Task statement:
Set the listing down again exactly, please, apart from its pictures.

(Data entries)
* * *
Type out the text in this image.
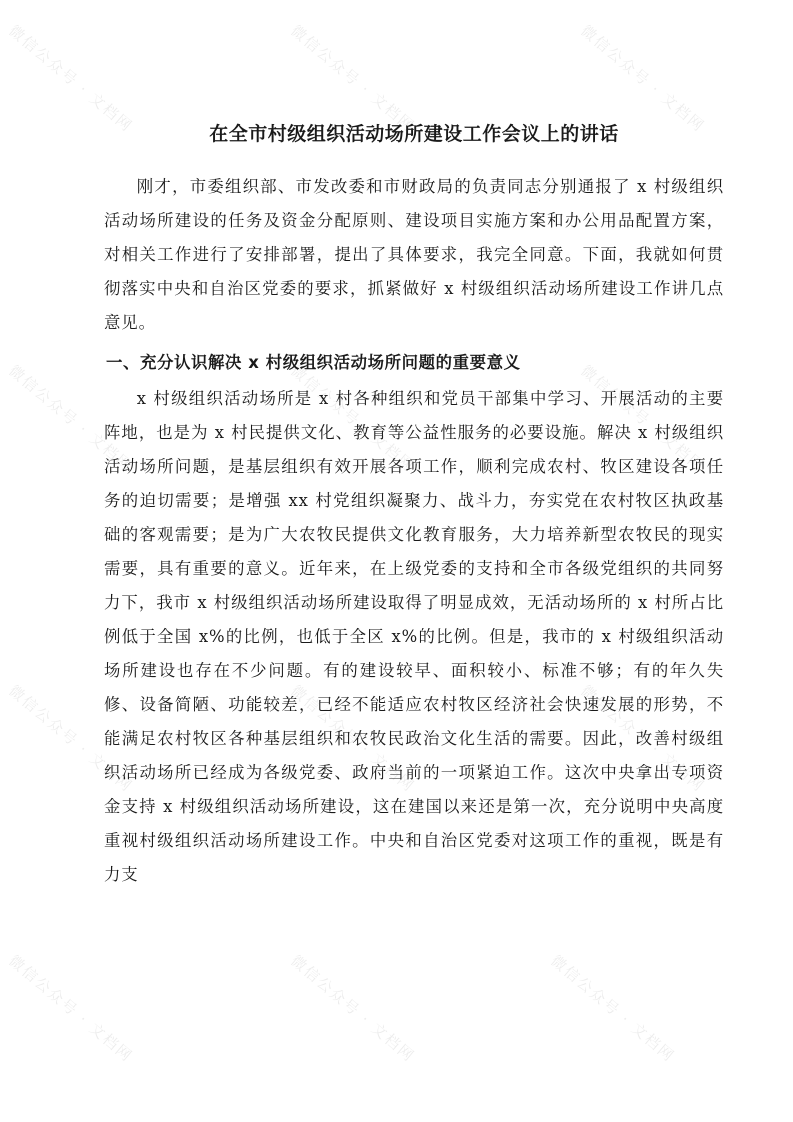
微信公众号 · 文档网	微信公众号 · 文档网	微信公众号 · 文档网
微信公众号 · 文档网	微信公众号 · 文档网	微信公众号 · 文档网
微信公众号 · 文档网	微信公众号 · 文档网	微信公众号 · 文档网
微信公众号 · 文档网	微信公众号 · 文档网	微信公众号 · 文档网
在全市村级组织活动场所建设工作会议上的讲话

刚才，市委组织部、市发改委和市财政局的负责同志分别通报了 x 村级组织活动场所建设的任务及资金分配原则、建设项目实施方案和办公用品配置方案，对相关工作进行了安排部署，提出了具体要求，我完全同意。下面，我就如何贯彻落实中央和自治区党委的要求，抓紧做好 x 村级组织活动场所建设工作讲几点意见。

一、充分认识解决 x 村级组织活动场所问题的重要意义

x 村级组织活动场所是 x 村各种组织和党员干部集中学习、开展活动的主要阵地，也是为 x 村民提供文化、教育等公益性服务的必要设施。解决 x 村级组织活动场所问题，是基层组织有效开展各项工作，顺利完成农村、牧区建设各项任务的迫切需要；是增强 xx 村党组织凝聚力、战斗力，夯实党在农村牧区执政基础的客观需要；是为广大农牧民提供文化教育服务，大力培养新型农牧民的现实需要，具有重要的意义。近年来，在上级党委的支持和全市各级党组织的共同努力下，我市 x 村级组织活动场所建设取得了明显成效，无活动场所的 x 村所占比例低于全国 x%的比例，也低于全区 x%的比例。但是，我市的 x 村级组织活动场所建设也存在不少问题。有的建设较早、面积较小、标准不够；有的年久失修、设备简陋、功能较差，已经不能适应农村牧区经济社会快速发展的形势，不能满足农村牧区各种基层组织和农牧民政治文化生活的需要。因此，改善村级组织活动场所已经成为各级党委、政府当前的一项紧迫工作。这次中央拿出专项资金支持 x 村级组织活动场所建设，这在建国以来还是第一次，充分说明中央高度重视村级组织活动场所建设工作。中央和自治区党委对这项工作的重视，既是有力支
* * *
Completed exercise:
Type out the text in this image.
微信公众号 · 文档网	微信公众号 · 文档网	微信公众号 · 文档网
微信公众号 · 文档网	微信公众号 · 文档网	微信公众号 · 文档网
微信公众号 · 文档网	微信公众号 · 文档网	微信公众号 · 文档网
微信公众号 · 文档网	微信公众号 · 文档网	微信公众号 · 文档网
在全市村级组织活动场所建设工作会议上的讲话

刚才，市委组织部、市发改委和市财政局的负责同志分别通报了 x 村级组织活动场所建设的任务及资金分配原则、建设项目实施方案和办公用品配置方案，对相关工作进行了安排部署，提出了具体要求，我完全同意。下面，我就如何贯彻落实中央和自治区党委的要求，抓紧做好 x 村级组织活动场所建设工作讲几点意见。

一、充分认识解决 x 村级组织活动场所问题的重要意义

x 村级组织活动场所是 x 村各种组织和党员干部集中学习、开展活动的主要阵地，也是为 x 村民提供文化、教育等公益性服务的必要设施。解决 x 村级组织活动场所问题，是基层组织有效开展各项工作，顺利完成农村、牧区建设各项任务的迫切需要；是增强 xx 村党组织凝聚力、战斗力，夯实党在农村牧区执政基础的客观需要；是为广大农牧民提供文化教育服务，大力培养新型农牧民的现实需要，具有重要的意义。近年来，在上级党委的支持和全市各级党组织的共同努力下，我市 x 村级组织活动场所建设取得了明显成效，无活动场所的 x 村所占比例低于全国 x%的比例，也低于全区 x%的比例。但是，我市的 x 村级组织活动场所建设也存在不少问题。有的建设较早、面积较小、标准不够；有的年久失修、设备简陋、功能较差，已经不能适应农村牧区经济社会快速发展的形势，不能满足农村牧区各种基层组织和农牧民政治文化生活的需要。因此，改善村级组织活动场所已经成为各级党委、政府当前的一项紧迫工作。这次中央拿出专项资金支持 x 村级组织活动场所建设，这在建国以来还是第一次，充分说明中央高度重视村级组织活动场所建设工作。中央和自治区党委对这项工作的重视，既是有力支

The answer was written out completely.